• _出典_:

<<<<

前回までに「Arduino UNO R4」で、ターミナル・ソフトウェアで入力した文字をシリアル通信でそのまま返すという簡単なプログラムを作成してきました。
そして、同じようなプログラムをTOPPERS/ASPを使用しない場合(「ベアメタル版」と呼んでいます)と使用した場合(「RTOS版」とでもしましょう)の2種類を紹介させていただきました。
これらは何が違っていて、TOPPERS/ASPなどのRTOSを使った場合はどのような点で優れているのか?
苦労してRTOSを載っけても、メリットがなければ意味がありませんからね…。
早速比較してみましょう。
メインプログラムを比較します。
まずは、TOPPERS/ASPを使用しない場合…ベアメタル版のメインプログラムです。
この記事で作成した「Hinagata」プロジェクトの「hal_entry.c」ファイルの「hal_entry()」関数です。
以下のような内容でした。
- ...
- void hal_entry(void)
- {
- uint8_t c;
- // シリアル通信を開く
- R_SCI_UART_Open(&g_uart2_ctrl, &g_uart2_cfg);
- while (1) {
- // 受信する
- R_SCI_UART_Read(&g_uart2_ctrl, &c, 1);
- // 受信するまで待つ
- while (!recieved);
- // 受信完了フラグをリセットする
- recieved = false;
- // 受信した一文字を送信する
- R_SCI_UART_Write(&g_uart2_ctrl, &c, 1);
- }
- }
- ...
ここで上のリストで言うところの11から14行目に注目しておいてください。
次は、TOPPERS/ASPを使用した場合…つまりRTOS版のメインプログラムです。
この記事と前回の記事で作った「asp_arduino_uno_r4_gcc-template」プロジェクトの「OBJ_template」直下「main.c」ファイルの「main_task()」関数です。
- ...
- void main_task(intptr_t exinf)
- {
- uint8_t c;
- // 割り込み番号とイベント番号の紐付け
- bsp_irq_cfg();
- // 各割り込みを有効化
- ena_int(INTNO_UART2_RXI);
- ena_int(INTNO_UART2_TXI);
- ena_int(INTNO_UART2_TEI);
- ena_int(INTNO_UART2_ERI);
- // シリアル通信を開く
- R_SCI_UART_Open(&g_uart2_ctrl, &g_uart2_cfg);
- while (1) {
- // 受信する
- R_SCI_UART_Read(&g_uart2_ctrl, &c, 1);
- // タスクを待ち状態にする
- slp_tsk();
- // 受信した一文字を送信する
- R_SCI_UART_Write(&g_uart2_ctrl, &c, 1);
- }
- }
- ...

>>>>

• _課題 A_: 記録の冒頭から書き始め、「The client 107 is at (803, 523).」を含む行までを一字一句変えずに書き写してください。画像は含めないでください。

• _提供資料_:
<<<<

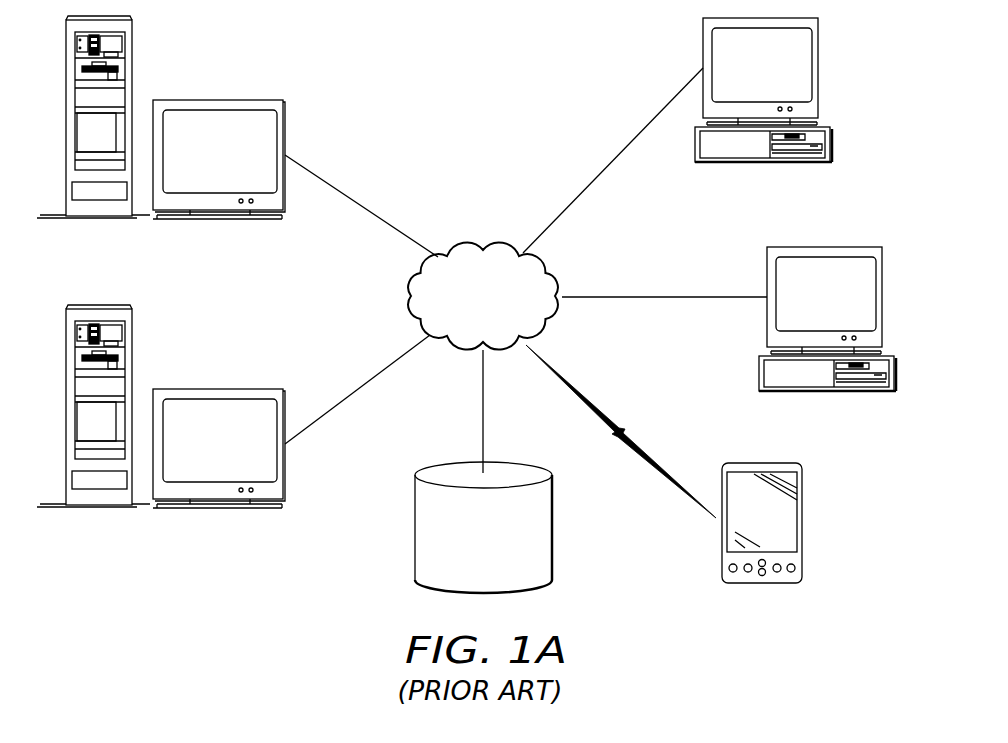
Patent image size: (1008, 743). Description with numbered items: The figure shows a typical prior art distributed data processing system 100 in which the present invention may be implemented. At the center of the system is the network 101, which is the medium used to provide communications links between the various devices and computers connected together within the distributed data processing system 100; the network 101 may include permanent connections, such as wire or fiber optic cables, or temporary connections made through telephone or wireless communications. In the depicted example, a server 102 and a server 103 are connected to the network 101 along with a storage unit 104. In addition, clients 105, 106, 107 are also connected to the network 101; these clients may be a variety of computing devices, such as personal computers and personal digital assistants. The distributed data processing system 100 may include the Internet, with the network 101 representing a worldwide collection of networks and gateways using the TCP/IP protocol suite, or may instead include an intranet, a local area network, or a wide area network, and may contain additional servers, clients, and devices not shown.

The distributed data processing system 100 is at (546, 60).
The network 101 is at (505, 326).
The server 102 is at (245, 453).
The server 103 is at (245, 164).
The storage unit 104 is at (510, 572).
The client 105 is at (742, 77).
The client 106 is at (806, 306).
The client 107 is at (803, 523).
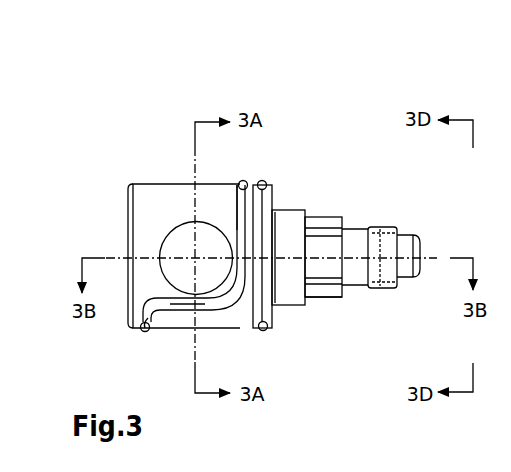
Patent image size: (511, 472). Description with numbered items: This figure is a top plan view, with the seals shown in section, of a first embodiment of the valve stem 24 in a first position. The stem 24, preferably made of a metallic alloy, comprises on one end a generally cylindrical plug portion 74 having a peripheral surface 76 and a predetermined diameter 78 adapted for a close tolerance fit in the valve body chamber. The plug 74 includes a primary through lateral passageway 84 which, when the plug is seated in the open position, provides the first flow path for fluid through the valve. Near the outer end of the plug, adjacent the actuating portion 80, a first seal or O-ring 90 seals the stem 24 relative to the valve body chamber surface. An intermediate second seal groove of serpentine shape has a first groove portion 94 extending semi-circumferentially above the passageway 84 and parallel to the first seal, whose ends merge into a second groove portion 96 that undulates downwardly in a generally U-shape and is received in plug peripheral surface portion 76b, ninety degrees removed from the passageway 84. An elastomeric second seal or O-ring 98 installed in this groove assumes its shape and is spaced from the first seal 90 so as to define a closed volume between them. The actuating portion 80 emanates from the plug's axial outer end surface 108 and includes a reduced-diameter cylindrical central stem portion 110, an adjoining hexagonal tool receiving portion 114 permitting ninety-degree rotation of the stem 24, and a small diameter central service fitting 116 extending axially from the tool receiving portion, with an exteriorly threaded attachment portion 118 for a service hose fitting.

The stem 24 is at (167, 133).
The plug portion 74 is at (148, 185).
The predetermined diameter 78 is at (130, 218).
The first lateral passageway 84 is at (175, 275).
The peripheral surface 76 is at (242, 332).
The plug peripheral surface portion 76b is at (158, 330).
The second seal first groove portion 94 is at (237, 208).
The second seal second groove portion 96 is at (212, 305).
The second seal 98 is at (247, 182).
The first seal 90 is at (266, 183).
The axial outer end surface 108 is at (280, 203).
The central stem portion 110 is at (287, 303).
The actuating portion 80 is at (326, 303).
The tool receiving portion 114 is at (337, 215).
The service fitting 116 is at (353, 287).
The exteriorly threaded attachment portion 118 is at (392, 230).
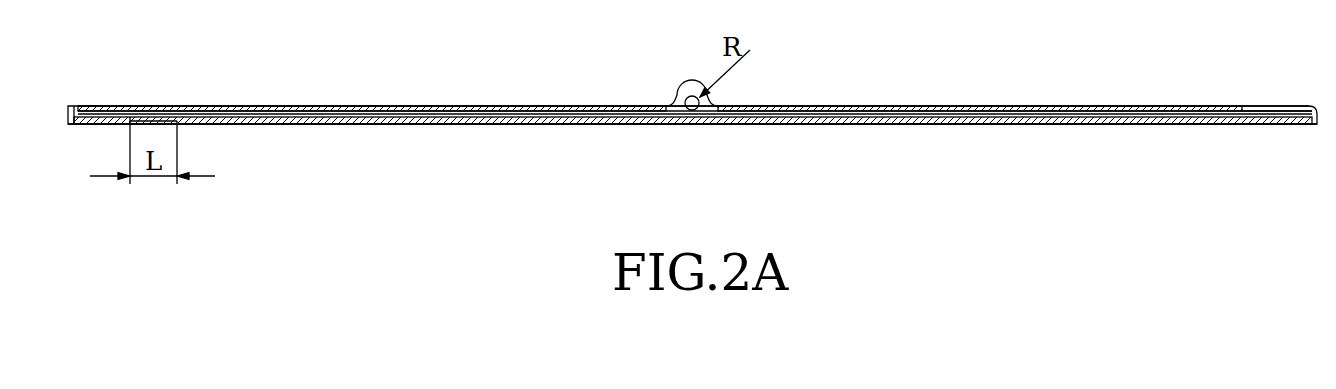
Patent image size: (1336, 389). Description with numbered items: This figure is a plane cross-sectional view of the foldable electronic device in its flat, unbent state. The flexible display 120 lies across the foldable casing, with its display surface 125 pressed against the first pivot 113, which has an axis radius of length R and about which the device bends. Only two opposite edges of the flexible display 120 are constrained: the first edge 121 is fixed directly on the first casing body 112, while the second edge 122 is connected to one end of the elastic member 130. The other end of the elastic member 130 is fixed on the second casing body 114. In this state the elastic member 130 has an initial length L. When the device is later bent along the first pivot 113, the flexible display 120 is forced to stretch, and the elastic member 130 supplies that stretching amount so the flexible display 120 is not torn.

The first casing body 112 is at (1016, 125).
The first pivot 113 is at (678, 88).
The second casing body 114 is at (397, 125).
The flexible display 120 is at (1117, 113).
The first edge 121 is at (1245, 108).
The second edge 122 is at (178, 107).
The display surface 125 is at (918, 107).
The elastic member 130 is at (171, 107).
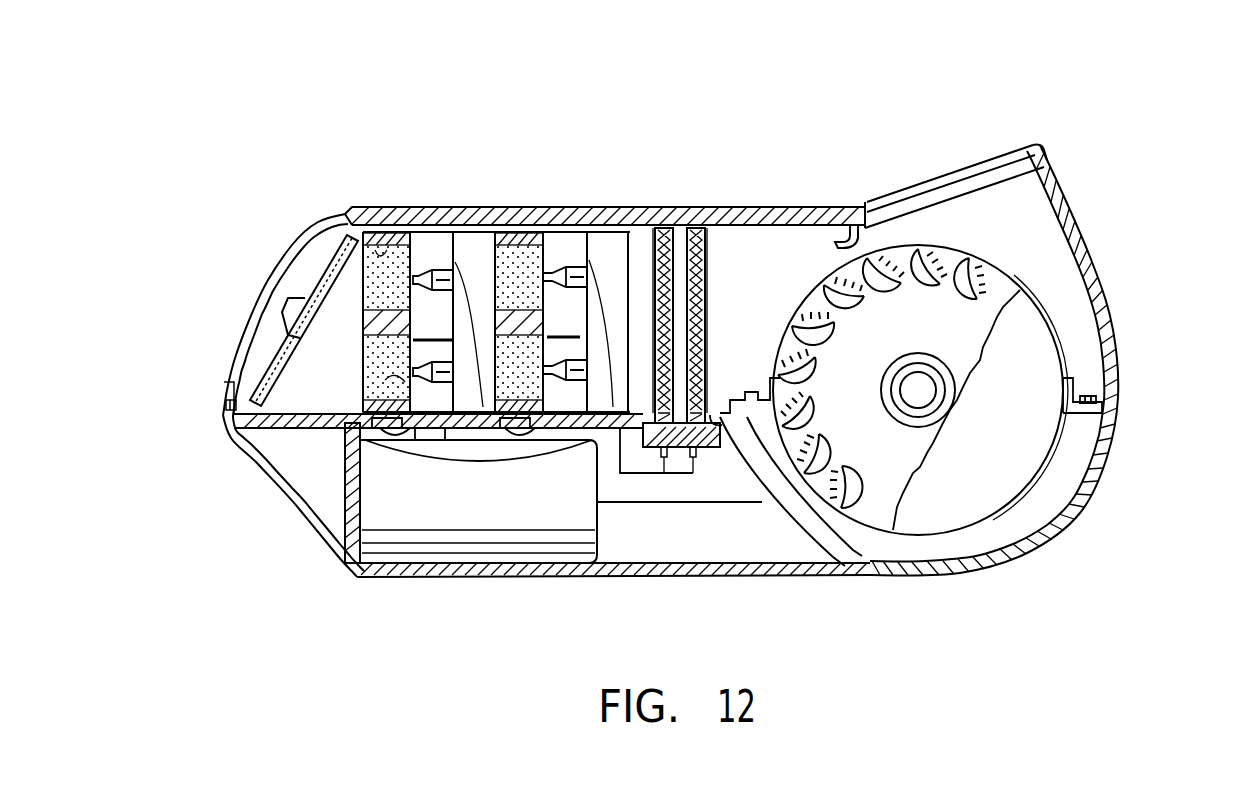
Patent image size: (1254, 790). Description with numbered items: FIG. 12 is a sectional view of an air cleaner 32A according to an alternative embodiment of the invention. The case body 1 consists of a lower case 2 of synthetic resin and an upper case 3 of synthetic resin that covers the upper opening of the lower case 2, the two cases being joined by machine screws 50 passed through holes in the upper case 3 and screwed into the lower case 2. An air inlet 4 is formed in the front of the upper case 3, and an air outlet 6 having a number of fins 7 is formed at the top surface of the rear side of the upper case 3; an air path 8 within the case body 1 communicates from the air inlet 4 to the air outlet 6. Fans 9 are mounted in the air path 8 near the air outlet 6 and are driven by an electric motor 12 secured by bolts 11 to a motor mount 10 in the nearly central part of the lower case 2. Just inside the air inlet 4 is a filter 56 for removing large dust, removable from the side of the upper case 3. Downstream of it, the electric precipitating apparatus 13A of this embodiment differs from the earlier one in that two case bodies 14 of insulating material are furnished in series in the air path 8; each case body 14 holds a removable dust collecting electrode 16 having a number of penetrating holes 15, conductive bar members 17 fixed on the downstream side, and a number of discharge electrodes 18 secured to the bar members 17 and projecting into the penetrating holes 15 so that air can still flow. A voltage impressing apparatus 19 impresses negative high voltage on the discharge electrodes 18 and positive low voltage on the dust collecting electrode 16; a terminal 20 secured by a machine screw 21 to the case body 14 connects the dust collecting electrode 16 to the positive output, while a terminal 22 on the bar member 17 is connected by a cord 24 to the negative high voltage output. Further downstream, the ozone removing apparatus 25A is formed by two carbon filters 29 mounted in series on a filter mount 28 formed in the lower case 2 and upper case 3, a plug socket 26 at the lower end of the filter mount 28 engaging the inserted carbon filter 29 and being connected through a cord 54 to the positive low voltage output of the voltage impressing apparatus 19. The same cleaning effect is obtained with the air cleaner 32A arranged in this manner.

The case body 1 is at (1093, 253).
The lower case 2 is at (283, 490).
The upper case 3 is at (682, 207).
The air inlet 4 is at (277, 283).
The air outlet 6 is at (938, 180).
The fins 7 is at (990, 173).
The air path 8 is at (488, 235).
The fans 9 is at (898, 253).
The motor mount 10 is at (1045, 435).
The bolts 11 is at (1090, 395).
The electric motor 12 is at (995, 500).
The electric precipitating apparatus 13A is at (358, 287).
The case body 14 is at (440, 215).
The penetrating holes 15 is at (383, 240).
The dust collecting electrode 16 is at (365, 340).
The bar members 17 is at (470, 250).
The discharge electrodes 18 is at (405, 235).
The voltage impressing apparatus 19 is at (465, 563).
The terminal 20 is at (396, 440).
The machine screw 21 is at (427, 445).
The terminal 22 is at (603, 320).
The cord 24 is at (558, 462).
The ozone removing apparatus 25A is at (720, 252).
The plug socket 26 is at (712, 420).
The filter mount 28 is at (718, 440).
The carbon filter 29 is at (673, 320).
The air cleaner 32A is at (1105, 133).
The machine screws 50 is at (226, 403).
The cord 54 is at (665, 473).
The filter 56 is at (300, 317).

>>>>

• _課題 B_: 出典では、ベアメタル版とRTOS版を比べる理由をどう述べているか、1〜3文で説明してください。

• _回答 A_:
Patent image size: (1008, 743). Description with numbered items: The figure shows a typical prior art distributed data processing system 100 in which the present invention may be implemented. At the center of the system is the network 101, which is the medium used to provide communications links between the various devices and computers connected together within the distributed data processing system 100; the network 101 may include permanent connections, such as wire or fiber optic cables, or temporary connections made through telephone or wireless communications. In the depicted example, a server 102 and a server 103 are connected to the network 101 along with a storage unit 104. In addition, clients 105, 106, 107 are also connected to the network 101; these clients may be a variety of computing devices, such as personal computers and personal digital assistants. The distributed data processing system 100 may include the Internet, with the network 101 representing a worldwide collection of networks and gateways using the TCP/IP protocol suite, or may instead include an intranet, a local area network, or a wide area network, and may contain additional servers, clients, and devices not shown.

The distributed data processing system 100 is at (546, 60).
The network 101 is at (505, 326).
The server 102 is at (245, 453).
The server 103 is at (245, 164).
The storage unit 104 is at (510, 572).
The client 105 is at (742, 77).
The client 106 is at (806, 306).
The client 107 is at (803, 523).

• _回答 B_: 苦労してRTOSを載せても、メリットがなければ意味がないからです。そのため、両者の違いと、TOPPERS/ASPなどのRTOSを使うとどのような点で優れているのかを確かめようとしています。